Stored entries
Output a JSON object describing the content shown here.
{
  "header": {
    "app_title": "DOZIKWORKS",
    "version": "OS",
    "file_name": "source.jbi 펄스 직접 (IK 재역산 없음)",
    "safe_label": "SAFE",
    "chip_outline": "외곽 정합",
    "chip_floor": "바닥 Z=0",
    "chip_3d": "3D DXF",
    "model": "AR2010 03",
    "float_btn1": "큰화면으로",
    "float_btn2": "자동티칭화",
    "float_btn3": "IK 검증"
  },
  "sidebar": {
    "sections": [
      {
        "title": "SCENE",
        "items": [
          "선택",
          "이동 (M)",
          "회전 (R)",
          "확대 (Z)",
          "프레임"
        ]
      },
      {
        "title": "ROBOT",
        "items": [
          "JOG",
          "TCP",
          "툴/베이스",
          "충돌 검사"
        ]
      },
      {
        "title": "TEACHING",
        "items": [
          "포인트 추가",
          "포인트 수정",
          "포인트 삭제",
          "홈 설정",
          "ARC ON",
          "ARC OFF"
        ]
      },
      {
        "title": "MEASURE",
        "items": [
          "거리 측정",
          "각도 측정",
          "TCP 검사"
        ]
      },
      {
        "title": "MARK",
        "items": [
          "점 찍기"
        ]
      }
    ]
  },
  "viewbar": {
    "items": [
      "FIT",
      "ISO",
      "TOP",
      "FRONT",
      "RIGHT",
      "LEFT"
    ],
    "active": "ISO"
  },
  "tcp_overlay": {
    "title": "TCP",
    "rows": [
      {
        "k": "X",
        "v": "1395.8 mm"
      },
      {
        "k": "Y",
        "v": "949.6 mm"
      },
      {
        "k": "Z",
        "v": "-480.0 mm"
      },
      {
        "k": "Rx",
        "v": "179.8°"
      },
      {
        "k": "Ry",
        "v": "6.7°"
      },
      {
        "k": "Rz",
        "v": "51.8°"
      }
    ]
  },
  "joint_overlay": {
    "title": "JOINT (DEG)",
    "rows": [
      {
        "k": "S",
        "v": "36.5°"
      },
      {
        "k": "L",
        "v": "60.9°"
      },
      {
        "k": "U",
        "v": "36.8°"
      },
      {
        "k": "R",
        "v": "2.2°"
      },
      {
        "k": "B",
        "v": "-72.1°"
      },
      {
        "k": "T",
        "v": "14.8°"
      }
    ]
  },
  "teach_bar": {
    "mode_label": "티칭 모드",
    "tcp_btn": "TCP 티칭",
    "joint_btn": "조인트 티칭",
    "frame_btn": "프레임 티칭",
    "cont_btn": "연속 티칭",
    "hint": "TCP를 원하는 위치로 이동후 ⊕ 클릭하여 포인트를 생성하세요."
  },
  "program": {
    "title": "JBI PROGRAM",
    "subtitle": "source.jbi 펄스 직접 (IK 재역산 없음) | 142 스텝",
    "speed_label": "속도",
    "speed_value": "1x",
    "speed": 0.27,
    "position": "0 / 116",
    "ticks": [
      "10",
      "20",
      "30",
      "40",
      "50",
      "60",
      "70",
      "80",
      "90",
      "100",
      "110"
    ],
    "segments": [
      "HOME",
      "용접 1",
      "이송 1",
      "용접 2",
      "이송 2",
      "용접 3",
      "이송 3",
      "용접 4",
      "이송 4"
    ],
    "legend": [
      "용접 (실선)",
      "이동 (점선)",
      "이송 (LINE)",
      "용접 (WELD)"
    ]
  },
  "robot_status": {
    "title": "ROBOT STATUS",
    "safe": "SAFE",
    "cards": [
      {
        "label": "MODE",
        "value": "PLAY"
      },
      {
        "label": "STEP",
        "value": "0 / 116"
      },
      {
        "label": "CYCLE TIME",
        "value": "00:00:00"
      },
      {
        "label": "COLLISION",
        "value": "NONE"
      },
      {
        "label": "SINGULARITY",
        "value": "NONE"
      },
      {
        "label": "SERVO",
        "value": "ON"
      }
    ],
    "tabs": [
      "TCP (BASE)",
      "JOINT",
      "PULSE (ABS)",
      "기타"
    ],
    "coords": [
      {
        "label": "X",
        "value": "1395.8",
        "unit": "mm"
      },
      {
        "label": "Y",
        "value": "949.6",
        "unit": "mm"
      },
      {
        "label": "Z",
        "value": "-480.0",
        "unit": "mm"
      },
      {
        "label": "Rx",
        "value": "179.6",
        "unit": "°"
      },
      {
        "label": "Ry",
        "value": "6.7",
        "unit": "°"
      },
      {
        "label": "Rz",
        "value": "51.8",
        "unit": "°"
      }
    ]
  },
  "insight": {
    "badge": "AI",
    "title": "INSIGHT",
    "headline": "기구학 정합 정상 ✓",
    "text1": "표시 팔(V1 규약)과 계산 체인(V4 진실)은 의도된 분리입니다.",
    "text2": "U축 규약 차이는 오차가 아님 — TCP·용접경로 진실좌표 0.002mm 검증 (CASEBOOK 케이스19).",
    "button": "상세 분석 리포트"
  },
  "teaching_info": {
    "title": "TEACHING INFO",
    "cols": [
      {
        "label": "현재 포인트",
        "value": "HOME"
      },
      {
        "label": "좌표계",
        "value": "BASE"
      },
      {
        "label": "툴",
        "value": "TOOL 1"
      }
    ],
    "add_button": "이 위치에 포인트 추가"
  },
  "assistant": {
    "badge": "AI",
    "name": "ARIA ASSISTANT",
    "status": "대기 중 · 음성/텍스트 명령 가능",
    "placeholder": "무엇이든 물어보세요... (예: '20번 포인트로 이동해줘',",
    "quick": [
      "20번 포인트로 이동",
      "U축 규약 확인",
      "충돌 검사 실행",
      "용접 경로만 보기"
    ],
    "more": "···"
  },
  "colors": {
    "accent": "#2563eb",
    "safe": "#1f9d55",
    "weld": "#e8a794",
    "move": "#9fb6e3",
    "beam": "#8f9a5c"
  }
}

_What to do_: Copy the records above exactly as they appear.

_Full solution_:
Output a JSON object describing the content shown here.
{
  "header": {
    "app_title": "DOZIKWORKS",
    "version": "OS",
    "file_name": "source.jbi 펄스 직접 (IK 재역산 없음)",
    "safe_label": "SAFE",
    "chip_outline": "외곽 정합",
    "chip_floor": "바닥 Z=0",
    "chip_3d": "3D DXF",
    "model": "AR2010 03",
    "float_btn1": "큰화면으로",
    "float_btn2": "자동티칭화",
    "float_btn3": "IK 검증"
  },
  "sidebar": {
    "sections": [
      {
        "title": "SCENE",
        "items": [
          "선택",
          "이동 (M)",
          "회전 (R)",
          "확대 (Z)",
          "프레임"
        ]
      },
      {
        "title": "ROBOT",
        "items": [
          "JOG",
          "TCP",
          "툴/베이스",
          "충돌 검사"
        ]
      },
      {
        "title": "TEACHING",
        "items": [
          "포인트 추가",
          "포인트 수정",
          "포인트 삭제",
          "홈 설정",
          "ARC ON",
          "ARC OFF"
        ]
      },
      {
        "title": "MEASURE",
        "items": [
          "거리 측정",
          "각도 측정",
          "TCP 검사"
        ]
      },
      {
        "title": "MARK",
        "items": [
          "점 찍기"
        ]
      }
    ]
  },
  "viewbar": {
    "items": [
      "FIT",
      "ISO",
      "TOP",
      "FRONT",
      "RIGHT",
      "LEFT"
    ],
    "active": "ISO"
  },
  "tcp_overlay": {
    "title": "TCP",
    "rows": [
      {
        "k": "X",
        "v": "1395.8 mm"
      },
      {
        "k": "Y",
        "v": "949.6 mm"
      },
      {
        "k": "Z",
        "v": "-480.0 mm"
      },
      {
        "k": "Rx",
        "v": "179.8°"
      },
      {
        "k": "Ry",
        "v": "6.7°"
      },
      {
        "k": "Rz",
        "v": "51.8°"
      }
    ]
  },
  "joint_overlay": {
    "title": "JOINT (DEG)",
    "rows": [
      {
        "k": "S",
        "v": "36.5°"
      },
      {
        "k": "L",
        "v": "60.9°"
      },
      {
        "k": "U",
        "v": "36.8°"
      },
      {
        "k": "R",
        "v": "2.2°"
      },
      {
        "k": "B",
        "v": "-72.1°"
      },
      {
        "k": "T",
        "v": "14.8°"
      }
    ]
  },
  "teach_bar": {
    "mode_label": "티칭 모드",
    "tcp_btn": "TCP 티칭",
    "joint_btn": "조인트 티칭",
    "frame_btn": "프레임 티칭",
    "cont_btn": "연속 티칭",
    "hint": "TCP를 원하는 위치로 이동후 ⊕ 클릭하여 포인트를 생성하세요."
  },
  "program": {
    "title": "JBI PROGRAM",
    "subtitle": "source.jbi 펄스 직접 (IK 재역산 없음) | 142 스텝",
    "speed_label": "속도",
    "speed_value": "1x",
    "speed": 0.27,
    "position": "0 / 116",
    "ticks": [
      "10",
      "20",
      "30",
      "40",
      "50",
      "60",
      "70",
      "80",
      "90",
      "100",
      "110"
    ],
    "segments": [
      "HOME",
      "용접 1",
      "이송 1",
      "용접 2",
      "이송 2",
      "용접 3",
      "이송 3",
      "용접 4",
      "이송 4"
    ],
    "legend": [
      "용접 (실선)",
      "이동 (점선)",
      "이송 (LINE)",
      "용접 (WELD)"
    ]
  },
  "robot_status": {
    "title": "ROBOT STATUS",
    "safe": "SAFE",
    "cards": [
      {
        "label": "MODE",
        "value": "PLAY"
      },
      {
        "label": "STEP",
        "value": "0 / 116"
      },
      {
        "label": "CYCLE TIME",
        "value": "00:00:00"
      },
      {
        "label": "COLLISION",
        "value": "NONE"
      },
      {
        "label": "SINGULARITY",
        "value": "NONE"
      },
      {
        "label": "SERVO",
        "value": "ON"
      }
    ],
    "tabs": [
      "TCP (BASE)",
      "JOINT",
      "PULSE (ABS)",
      "기타"
    ],
    "coords": [
      {
        "label": "X",
        "value": "1395.8",
        "unit": "mm"
      },
      {
        "label": "Y",
        "value": "949.6",
        "unit": "mm"
      },
      {
        "label": "Z",
        "value": "-480.0",
        "unit": "mm"
      },
      {
        "label": "Rx",
        "value": "179.6",
        "unit": "°"
      },
      {
        "label": "Ry",
        "value": "6.7",
        "unit": "°"
      },
      {
        "label": "Rz",
        "value": "51.8",
        "unit": "°"
      }
    ]
  },
  "insight": {
    "badge": "AI",
    "title": "INSIGHT",
    "headline": "기구학 정합 정상 ✓",
    "text1": "표시 팔(V1 규약)과 계산 체인(V4 진실)은 의도된 분리입니다.",
    "text2": "U축 규약 차이는 오차가 아님 — TCP·용접경로 진실좌표 0.002mm 검증 (CASEBOOK 케이스19).",
    "button": "상세 분석 리포트"
  },
  "teaching_info": {
    "title": "TEACHING INFO",
    "cols": [
      {
        "label": "현재 포인트",
        "value": "HOME"
      },
      {
        "label": "좌표계",
        "value": "BASE"
      },
      {
        "label": "툴",
        "value": "TOOL 1"
      }
    ],
    "add_button": "이 위치에 포인트 추가"
  },
  "assistant": {
    "badge": "AI",
    "name": "ARIA ASSISTANT",
    "status": "대기 중 · 음성/텍스트 명령 가능",
    "placeholder": "무엇이든 물어보세요... (예: '20번 포인트로 이동해줘',",
    "quick": [
      "20번 포인트로 이동",
      "U축 규약 확인",
      "충돌 검사 실행",
      "용접 경로만 보기"
    ],
    "more": "···"
  },
  "colors": {
    "accent": "#2563eb",
    "safe": "#1f9d55",
    "weld": "#e8a794",
    "move": "#9fb6e3",
    "beam": "#8f9a5c"
  }
}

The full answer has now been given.